* What the task asks
Locate each line of the material that contains "circle", then return it.

* Data shown
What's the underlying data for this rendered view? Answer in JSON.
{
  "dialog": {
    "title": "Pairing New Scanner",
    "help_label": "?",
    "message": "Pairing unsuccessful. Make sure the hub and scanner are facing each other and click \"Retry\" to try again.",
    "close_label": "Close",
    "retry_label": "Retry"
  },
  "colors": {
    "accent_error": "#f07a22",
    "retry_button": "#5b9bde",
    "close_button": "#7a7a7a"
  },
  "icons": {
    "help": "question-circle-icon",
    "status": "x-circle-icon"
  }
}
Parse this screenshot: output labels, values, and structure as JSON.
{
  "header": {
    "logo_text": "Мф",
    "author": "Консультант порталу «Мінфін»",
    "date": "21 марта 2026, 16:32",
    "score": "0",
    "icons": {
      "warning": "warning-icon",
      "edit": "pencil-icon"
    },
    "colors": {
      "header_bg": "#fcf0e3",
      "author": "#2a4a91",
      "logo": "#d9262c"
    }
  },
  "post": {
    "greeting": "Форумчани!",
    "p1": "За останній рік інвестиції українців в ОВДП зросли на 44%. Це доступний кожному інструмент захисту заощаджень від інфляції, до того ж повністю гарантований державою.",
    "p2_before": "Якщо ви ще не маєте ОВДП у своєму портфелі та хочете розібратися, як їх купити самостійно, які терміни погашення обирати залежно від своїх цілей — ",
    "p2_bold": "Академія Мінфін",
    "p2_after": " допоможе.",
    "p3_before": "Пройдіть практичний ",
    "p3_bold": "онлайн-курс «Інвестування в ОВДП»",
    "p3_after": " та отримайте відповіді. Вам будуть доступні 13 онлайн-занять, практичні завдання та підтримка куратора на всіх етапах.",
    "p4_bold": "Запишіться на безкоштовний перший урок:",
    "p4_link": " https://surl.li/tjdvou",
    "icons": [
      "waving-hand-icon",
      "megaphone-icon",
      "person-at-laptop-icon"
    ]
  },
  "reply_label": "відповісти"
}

* Response to this exercise
    "help": "question-circle-icon",
    "status": "x-circle-icon"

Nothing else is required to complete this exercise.